INFORMATION SUPPLIED:
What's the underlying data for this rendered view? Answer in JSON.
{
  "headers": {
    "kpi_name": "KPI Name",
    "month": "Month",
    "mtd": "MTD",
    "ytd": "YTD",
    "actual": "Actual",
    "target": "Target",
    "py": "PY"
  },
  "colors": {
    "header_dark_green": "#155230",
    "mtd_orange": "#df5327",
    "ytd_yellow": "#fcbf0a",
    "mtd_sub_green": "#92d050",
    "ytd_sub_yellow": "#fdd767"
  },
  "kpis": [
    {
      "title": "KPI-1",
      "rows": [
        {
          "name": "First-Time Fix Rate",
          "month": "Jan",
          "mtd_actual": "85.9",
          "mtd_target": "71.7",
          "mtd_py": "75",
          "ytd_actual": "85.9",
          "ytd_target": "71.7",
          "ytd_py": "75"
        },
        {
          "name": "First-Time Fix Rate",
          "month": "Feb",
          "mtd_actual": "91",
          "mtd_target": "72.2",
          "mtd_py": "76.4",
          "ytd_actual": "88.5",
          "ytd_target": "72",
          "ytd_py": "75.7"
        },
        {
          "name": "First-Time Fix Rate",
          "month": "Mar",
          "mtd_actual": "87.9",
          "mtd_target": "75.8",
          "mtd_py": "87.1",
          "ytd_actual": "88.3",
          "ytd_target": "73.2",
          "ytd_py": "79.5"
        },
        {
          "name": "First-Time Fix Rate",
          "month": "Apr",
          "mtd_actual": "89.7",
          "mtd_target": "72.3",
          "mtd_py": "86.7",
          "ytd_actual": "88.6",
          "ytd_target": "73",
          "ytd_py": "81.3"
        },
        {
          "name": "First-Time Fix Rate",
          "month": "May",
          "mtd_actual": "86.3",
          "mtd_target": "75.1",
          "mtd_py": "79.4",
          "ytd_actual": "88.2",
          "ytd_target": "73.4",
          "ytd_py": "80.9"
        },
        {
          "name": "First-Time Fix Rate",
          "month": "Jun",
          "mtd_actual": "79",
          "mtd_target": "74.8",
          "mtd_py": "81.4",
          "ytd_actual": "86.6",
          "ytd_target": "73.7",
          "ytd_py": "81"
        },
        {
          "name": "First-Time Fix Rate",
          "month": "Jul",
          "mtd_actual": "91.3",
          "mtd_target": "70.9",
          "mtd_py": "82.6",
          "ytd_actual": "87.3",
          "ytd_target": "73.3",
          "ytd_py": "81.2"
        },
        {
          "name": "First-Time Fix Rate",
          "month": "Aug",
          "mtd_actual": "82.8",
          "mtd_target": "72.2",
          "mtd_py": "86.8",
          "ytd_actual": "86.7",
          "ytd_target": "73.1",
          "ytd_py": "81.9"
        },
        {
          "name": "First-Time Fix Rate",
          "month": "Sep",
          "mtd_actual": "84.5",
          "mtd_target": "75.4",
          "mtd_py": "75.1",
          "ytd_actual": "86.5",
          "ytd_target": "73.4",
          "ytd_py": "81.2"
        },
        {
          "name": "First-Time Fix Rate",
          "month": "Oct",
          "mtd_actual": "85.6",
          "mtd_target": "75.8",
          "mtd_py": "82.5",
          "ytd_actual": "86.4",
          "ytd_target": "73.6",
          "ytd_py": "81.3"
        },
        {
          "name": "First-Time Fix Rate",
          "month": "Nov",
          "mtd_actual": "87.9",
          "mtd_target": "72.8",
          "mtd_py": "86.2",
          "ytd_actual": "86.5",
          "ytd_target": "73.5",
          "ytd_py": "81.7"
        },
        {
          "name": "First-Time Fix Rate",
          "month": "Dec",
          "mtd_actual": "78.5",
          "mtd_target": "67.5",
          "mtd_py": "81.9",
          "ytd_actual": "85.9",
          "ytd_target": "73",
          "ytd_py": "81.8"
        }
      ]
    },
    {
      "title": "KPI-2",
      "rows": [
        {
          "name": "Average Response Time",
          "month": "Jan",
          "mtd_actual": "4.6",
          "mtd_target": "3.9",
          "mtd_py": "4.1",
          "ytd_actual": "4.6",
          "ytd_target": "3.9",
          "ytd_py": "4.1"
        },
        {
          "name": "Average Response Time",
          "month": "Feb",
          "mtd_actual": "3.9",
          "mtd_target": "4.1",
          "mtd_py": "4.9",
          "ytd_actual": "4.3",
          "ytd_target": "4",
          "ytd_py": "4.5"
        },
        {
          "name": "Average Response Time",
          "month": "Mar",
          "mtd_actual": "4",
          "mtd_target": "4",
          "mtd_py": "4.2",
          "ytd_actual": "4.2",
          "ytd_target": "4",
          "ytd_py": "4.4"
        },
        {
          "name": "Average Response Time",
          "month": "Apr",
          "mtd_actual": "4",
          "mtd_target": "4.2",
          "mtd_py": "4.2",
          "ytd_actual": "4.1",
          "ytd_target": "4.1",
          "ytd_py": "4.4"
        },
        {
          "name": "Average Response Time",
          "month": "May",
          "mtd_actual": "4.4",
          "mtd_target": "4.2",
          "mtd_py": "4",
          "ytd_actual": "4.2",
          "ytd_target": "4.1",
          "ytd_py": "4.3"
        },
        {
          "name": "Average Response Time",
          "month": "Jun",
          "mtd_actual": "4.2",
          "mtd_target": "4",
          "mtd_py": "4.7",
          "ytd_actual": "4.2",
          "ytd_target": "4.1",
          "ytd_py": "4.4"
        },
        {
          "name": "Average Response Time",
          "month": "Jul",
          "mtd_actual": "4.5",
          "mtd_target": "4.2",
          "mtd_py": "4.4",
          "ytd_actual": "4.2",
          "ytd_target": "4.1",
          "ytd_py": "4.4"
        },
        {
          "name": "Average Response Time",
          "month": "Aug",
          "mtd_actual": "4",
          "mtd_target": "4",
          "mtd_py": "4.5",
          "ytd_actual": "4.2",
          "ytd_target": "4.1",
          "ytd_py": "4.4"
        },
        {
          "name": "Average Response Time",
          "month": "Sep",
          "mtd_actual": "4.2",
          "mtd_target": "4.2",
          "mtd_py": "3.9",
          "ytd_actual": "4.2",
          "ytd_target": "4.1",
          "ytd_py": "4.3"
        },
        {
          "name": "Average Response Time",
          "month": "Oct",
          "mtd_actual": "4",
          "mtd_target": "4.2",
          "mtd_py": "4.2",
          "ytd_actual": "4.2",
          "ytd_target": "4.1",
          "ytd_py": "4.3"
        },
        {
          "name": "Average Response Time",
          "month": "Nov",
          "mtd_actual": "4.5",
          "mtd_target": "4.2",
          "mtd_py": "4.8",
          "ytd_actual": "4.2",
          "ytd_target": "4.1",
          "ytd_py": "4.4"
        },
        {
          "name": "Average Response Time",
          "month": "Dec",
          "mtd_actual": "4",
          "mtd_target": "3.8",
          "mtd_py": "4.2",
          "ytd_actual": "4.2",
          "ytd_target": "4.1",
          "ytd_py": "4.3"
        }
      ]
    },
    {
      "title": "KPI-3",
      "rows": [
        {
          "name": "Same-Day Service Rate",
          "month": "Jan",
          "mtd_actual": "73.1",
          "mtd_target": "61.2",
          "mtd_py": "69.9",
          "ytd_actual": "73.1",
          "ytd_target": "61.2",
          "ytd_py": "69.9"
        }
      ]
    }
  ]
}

WRITTEN TASK:
Transcribe the data above in full, exactly.

CORRECT ANSWER:
What's the underlying data for this rendered view? Answer in JSON.
{
  "headers": {
    "kpi_name": "KPI Name",
    "month": "Month",
    "mtd": "MTD",
    "ytd": "YTD",
    "actual": "Actual",
    "target": "Target",
    "py": "PY"
  },
  "colors": {
    "header_dark_green": "#155230",
    "mtd_orange": "#df5327",
    "ytd_yellow": "#fcbf0a",
    "mtd_sub_green": "#92d050",
    "ytd_sub_yellow": "#fdd767"
  },
  "kpis": [
    {
      "title": "KPI-1",
      "rows": [
        {
          "name": "First-Time Fix Rate",
          "month": "Jan",
          "mtd_actual": "85.9",
          "mtd_target": "71.7",
          "mtd_py": "75",
          "ytd_actual": "85.9",
          "ytd_target": "71.7",
          "ytd_py": "75"
        },
        {
          "name": "First-Time Fix Rate",
          "month": "Feb",
          "mtd_actual": "91",
          "mtd_target": "72.2",
          "mtd_py": "76.4",
          "ytd_actual": "88.5",
          "ytd_target": "72",
          "ytd_py": "75.7"
        },
        {
          "name": "First-Time Fix Rate",
          "month": "Mar",
          "mtd_actual": "87.9",
          "mtd_target": "75.8",
          "mtd_py": "87.1",
          "ytd_actual": "88.3",
          "ytd_target": "73.2",
          "ytd_py": "79.5"
        },
        {
          "name": "First-Time Fix Rate",
          "month": "Apr",
          "mtd_actual": "89.7",
          "mtd_target": "72.3",
          "mtd_py": "86.7",
          "ytd_actual": "88.6",
          "ytd_target": "73",
          "ytd_py": "81.3"
        },
        {
          "name": "First-Time Fix Rate",
          "month": "May",
          "mtd_actual": "86.3",
          "mtd_target": "75.1",
          "mtd_py": "79.4",
          "ytd_actual": "88.2",
          "ytd_target": "73.4",
          "ytd_py": "80.9"
        },
        {
          "name": "First-Time Fix Rate",
          "month": "Jun",
          "mtd_actual": "79",
          "mtd_target": "74.8",
          "mtd_py": "81.4",
          "ytd_actual": "86.6",
          "ytd_target": "73.7",
          "ytd_py": "81"
        },
        {
          "name": "First-Time Fix Rate",
          "month": "Jul",
          "mtd_actual": "91.3",
          "mtd_target": "70.9",
          "mtd_py": "82.6",
          "ytd_actual": "87.3",
          "ytd_target": "73.3",
          "ytd_py": "81.2"
        },
        {
          "name": "First-Time Fix Rate",
          "month": "Aug",
          "mtd_actual": "82.8",
          "mtd_target": "72.2",
          "mtd_py": "86.8",
          "ytd_actual": "86.7",
          "ytd_target": "73.1",
          "ytd_py": "81.9"
        },
        {
          "name": "First-Time Fix Rate",
          "month": "Sep",
          "mtd_actual": "84.5",
          "mtd_target": "75.4",
          "mtd_py": "75.1",
          "ytd_actual": "86.5",
          "ytd_target": "73.4",
          "ytd_py": "81.2"
        },
        {
          "name": "First-Time Fix Rate",
          "month": "Oct",
          "mtd_actual": "85.6",
          "mtd_target": "75.8",
          "mtd_py": "82.5",
          "ytd_actual": "86.4",
          "ytd_target": "73.6",
          "ytd_py": "81.3"
        },
        {
          "name": "First-Time Fix Rate",
          "month": "Nov",
          "mtd_actual": "87.9",
          "mtd_target": "72.8",
          "mtd_py": "86.2",
          "ytd_actual": "86.5",
          "ytd_target": "73.5",
          "ytd_py": "81.7"
        },
        {
          "name": "First-Time Fix Rate",
          "month": "Dec",
          "mtd_actual": "78.5",
          "mtd_target": "67.5",
          "mtd_py": "81.9",
          "ytd_actual": "85.9",
          "ytd_target": "73",
          "ytd_py": "81.8"
        }
      ]
    },
    {
      "title": "KPI-2",
      "rows": [
        {
          "name": "Average Response Time",
          "month": "Jan",
          "mtd_actual": "4.6",
          "mtd_target": "3.9",
          "mtd_py": "4.1",
          "ytd_actual": "4.6",
          "ytd_target": "3.9",
          "ytd_py": "4.1"
        },
        {
          "name": "Average Response Time",
          "month": "Feb",
          "mtd_actual": "3.9",
          "mtd_target": "4.1",
          "mtd_py": "4.9",
          "ytd_actual": "4.3",
          "ytd_target": "4",
          "ytd_py": "4.5"
        },
        {
          "name": "Average Response Time",
          "month": "Mar",
          "mtd_actual": "4",
          "mtd_target": "4",
          "mtd_py": "4.2",
          "ytd_actual": "4.2",
          "ytd_target": "4",
          "ytd_py": "4.4"
        },
        {
          "name": "Average Response Time",
          "month": "Apr",
          "mtd_actual": "4",
          "mtd_target": "4.2",
          "mtd_py": "4.2",
          "ytd_actual": "4.1",
          "ytd_target": "4.1",
          "ytd_py": "4.4"
        },
        {
          "name": "Average Response Time",
          "month": "May",
          "mtd_actual": "4.4",
          "mtd_target": "4.2",
          "mtd_py": "4",
          "ytd_actual": "4.2",
          "ytd_target": "4.1",
          "ytd_py": "4.3"
        },
        {
          "name": "Average Response Time",
          "month": "Jun",
          "mtd_actual": "4.2",
          "mtd_target": "4",
          "mtd_py": "4.7",
          "ytd_actual": "4.2",
          "ytd_target": "4.1",
          "ytd_py": "4.4"
        },
        {
          "name": "Average Response Time",
          "month": "Jul",
          "mtd_actual": "4.5",
          "mtd_target": "4.2",
          "mtd_py": "4.4",
          "ytd_actual": "4.2",
          "ytd_target": "4.1",
          "ytd_py": "4.4"
        },
        {
          "name": "Average Response Time",
          "month": "Aug",
          "mtd_actual": "4",
          "mtd_target": "4",
          "mtd_py": "4.5",
          "ytd_actual": "4.2",
          "ytd_target": "4.1",
          "ytd_py": "4.4"
        },
        {
          "name": "Average Response Time",
          "month": "Sep",
          "mtd_actual": "4.2",
          "mtd_target": "4.2",
          "mtd_py": "3.9",
          "ytd_actual": "4.2",
          "ytd_target": "4.1",
          "ytd_py": "4.3"
        },
        {
          "name": "Average Response Time",
          "month": "Oct",
          "mtd_actual": "4",
          "mtd_target": "4.2",
          "mtd_py": "4.2",
          "ytd_actual": "4.2",
          "ytd_target": "4.1",
          "ytd_py": "4.3"
        },
        {
          "name": "Average Response Time",
          "month": "Nov",
          "mtd_actual": "4.5",
          "mtd_target": "4.2",
          "mtd_py": "4.8",
          "ytd_actual": "4.2",
          "ytd_target": "4.1",
          "ytd_py": "4.4"
        },
        {
          "name": "Average Response Time",
          "month": "Dec",
          "mtd_actual": "4",
          "mtd_target": "3.8",
          "mtd_py": "4.2",
          "ytd_actual": "4.2",
          "ytd_target": "4.1",
          "ytd_py": "4.3"
        }
      ]
    },
    {
      "title": "KPI-3",
      "rows": [
        {
          "name": "Same-Day Service Rate",
          "month": "Jan",
          "mtd_actual": "73.1",
          "mtd_target": "61.2",
          "mtd_py": "69.9",
          "ytd_actual": "73.1",
          "ytd_target": "61.2",
          "ytd_py": "69.9"
        }
      ]
    }
  ]
}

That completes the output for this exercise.